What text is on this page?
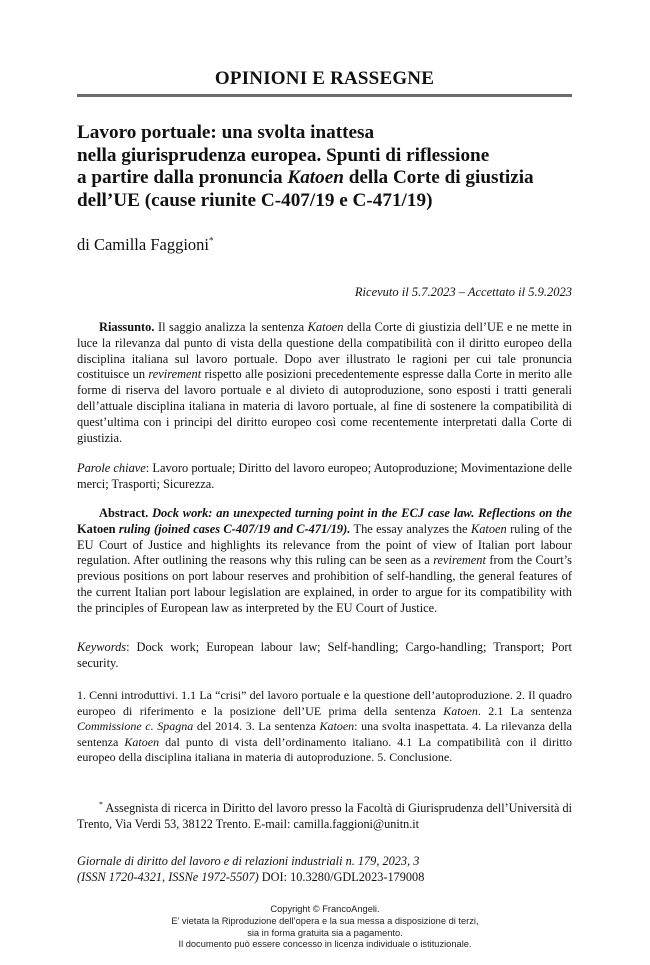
OPINIONI E RASSEGNE

Lavoro portuale: una svolta inattesa

nella giurisprudenza europea. Spunti di riflessione

a partire dalla pronuncia Katoen della Corte di giustizia

dell’UE (cause riunite C-407/19 e C-471/19)

di Camilla Faggioni*
Ricevuto il 5.7.2023 – Accettato il 5.9.2023

Riassunto. Il saggio analizza la sentenza Katoen della Corte di giustizia dell’UE e ne mette in luce la rilevanza dal punto di vista della questione della compatibilità con il diritto europeo della disciplina italiana sul lavoro portuale. Dopo aver illustrato le ragioni per cui tale pronuncia costituisce un revirement rispetto alle posizioni precedentemente espresse dalla Corte in merito alle forme di riserva del lavoro portuale e al divieto di autoproduzione, sono esposti i tratti generali dell’attuale disciplina italiana in materia di lavoro portuale, al fine di sostenere la compatibilità di quest’ultima con i principi del diritto europeo così come recentemente interpretati dalla Corte di giustizia.

Parole chiave: Lavoro portuale; Diritto del lavoro europeo; Autoproduzione; Movimentazione delle merci; Trasporti; Sicurezza.

Abstract. Dock work: an unexpected turning point in the ECJ case law. Reflections on the Katoen ruling (joined cases C-407/19 and C-471/19). The essay analyzes the Katoen ruling of the EU Court of Justice and highlights its relevance from the point of view of Italian port labour regulation. After outlining the reasons why this ruling can be seen as a revirement from the Court’s previous positions on port labour reserves and prohibition of self-handling, the general features of the current Italian port labour legislation are explained, in order to argue for its compatibility with the principles of European law as interpreted by the EU Court of Justice.

Keywords: Dock work; European labour law; Self-handling; Cargo-handling; Transport; Port security.

1. Cenni introduttivi. 1.1 La “crisi” del lavoro portuale e la questione dell’autoproduzione. 2. Il quadro europeo di riferimento e la posizione dell’UE prima della sentenza Katoen. 2.1 La sentenza Commissione c. Spagna del 2014. 3. La sentenza Katoen: una svolta inaspettata. 4. La rilevanza della sentenza Katoen dal punto di vista dell’ordinamento italiano. 4.1 La compatibilità con il diritto europeo della disciplina italiana in materia di autoproduzione. 5. Conclusione.

* Assegnista di ricerca in Diritto del lavoro presso la Facoltà di Giurisprudenza dell’Università di Trento, Via Verdi 53, 38122 Trento. E-mail: camilla.faggioni@unitn.it

Giornale di diritto del lavoro e di relazioni industriali n. 179, 2023, 3

(ISSN 1720-4321, ISSNe 1972-5507) DOI: 10.3280/GDL2023-179008

Copyright © FrancoAngeli.

E’ vietata la Riproduzione dell’opera e la sua messa a disposizione di terzi,

sia in forma gratuita sia a pagamento.

Il documento può essere concesso in licenza individuale o istituzionale.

= = = =

■ CHALLENGE ■
Collect the complete line wherever the string "revirement" appears in the records.

■ OUTPUT FOR THIS TASK ■
Riassunto. Il saggio analizza la sentenza Katoen della Corte di giustizia dell’UE e ne mette in luce la rilevanza dal punto di vista della questione della compatibilità con il diritto europeo della disciplina italiana sul lavoro portuale. Dopo aver illustrato le ragioni per cui tale pronuncia costituisce un revirement rispetto alle posizioni precedentemente espresse dalla Corte in merito alle forme di riserva del lavoro portuale e al divieto di autoproduzione, sono esposti i tratti generali dell’attuale disciplina italiana in materia di lavoro portuale, al fine di sostenere la compatibilità di quest’ultima con i principi del diritto europeo così come recentemente interpretati dalla Corte di giustizia.
Abstract. Dock work: an unexpected turning point in the ECJ case law. Reflections on the Katoen ruling (joined cases C-407/19 and C-471/19). The essay analyzes the Katoen ruling of the EU Court of Justice and highlights its relevance from the point of view of Italian port labour regulation. After outlining the reasons why this ruling can be seen as a revirement from the Court’s previous positions on port labour reserves and prohibition of self-handling, the general features of the current Italian port labour legislation are explained, in order to argue for its compatibility with the principles of European law as interpreted by the EU Court of Justice.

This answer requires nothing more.